__Your goal__:
Exclude images, then output the remaining data verbatim.

__Extracted information__:
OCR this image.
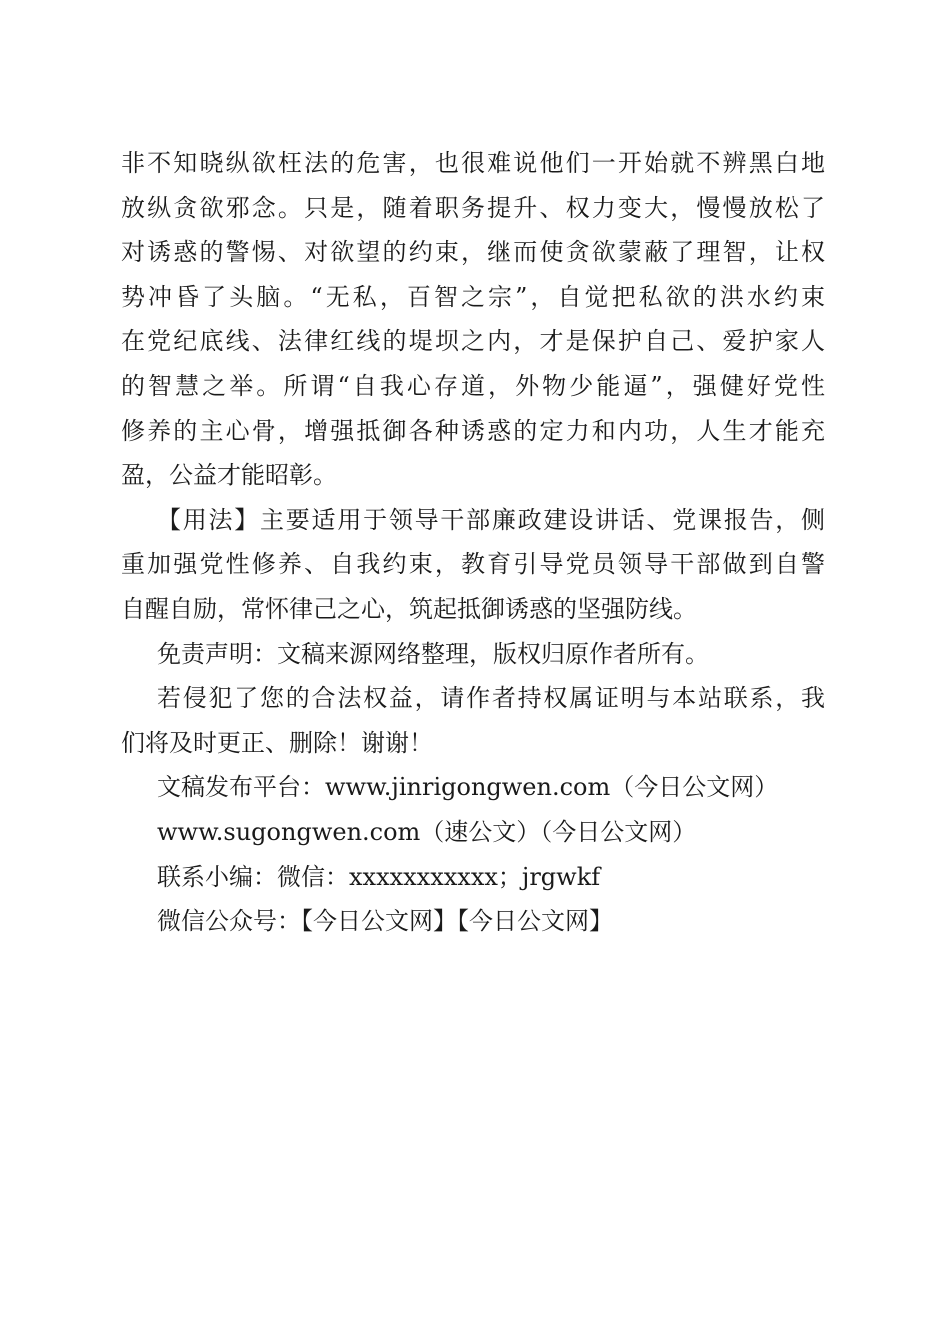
非不知晓纵欲枉法的危害，也很难说他们一开始就不辨黑白地
放纵贪欲邪念。只是，随着职务提升、权力变大，慢慢放松了
对诱惑的警惕、对欲望的约束，继而使贪欲蒙蔽了理智，让权
势冲昏了头脑。“无私，百智之宗”，自觉把私欲的洪水约束
在党纪底线、法律红线的堤坝之内，才是保护自己、爱护家人
的智慧之举。所谓“自我心存道，外物少能逼”，强健好党性
修养的主心骨，增强抵御各种诱惑的定力和内功，人生才能充
盈，公益才能昭彰。
【用法】主要适用于领导干部廉政建设讲话、党课报告，侧
重加强党性修养、自我约束，教育引导党员领导干部做到自警
自醒自励，常怀律己之心，筑起抵御诱惑的坚强防线。
免责声明：文稿来源网络整理，版权归原作者所有。
若侵犯了您的合法权益，请作者持权属证明与本站联系，我
们将及时更正、删除！谢谢！
文稿发布平台：www.jinrigongwen.com（今日公文网）
www.sugongwen.com（速公文）（今日公文网）
联系小编：微信：xxxxxxxxxxx；jrgwkf
微信公众号：【今日公文网】【今日公文网】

__Answer to the problem__:
OCR this image.
非不知晓纵欲枉法的危害，也很难说他们一开始就不辨黑白地
放纵贪欲邪念。只是，随着职务提升、权力变大，慢慢放松了
对诱惑的警惕、对欲望的约束，继而使贪欲蒙蔽了理智，让权
势冲昏了头脑。“无私，百智之宗”，自觉把私欲的洪水约束
在党纪底线、法律红线的堤坝之内，才是保护自己、爱护家人
的智慧之举。所谓“自我心存道，外物少能逼”，强健好党性
修养的主心骨，增强抵御各种诱惑的定力和内功，人生才能充
盈，公益才能昭彰。
【用法】主要适用于领导干部廉政建设讲话、党课报告，侧
重加强党性修养、自我约束，教育引导党员领导干部做到自警
自醒自励，常怀律己之心，筑起抵御诱惑的坚强防线。
免责声明：文稿来源网络整理，版权归原作者所有。
若侵犯了您的合法权益，请作者持权属证明与本站联系，我
们将及时更正、删除！谢谢！
文稿发布平台：www.jinrigongwen.com（今日公文网）
www.sugongwen.com（速公文）（今日公文网）
联系小编：微信：xxxxxxxxxxx；jrgwkf
微信公众号：【今日公文网】【今日公文网】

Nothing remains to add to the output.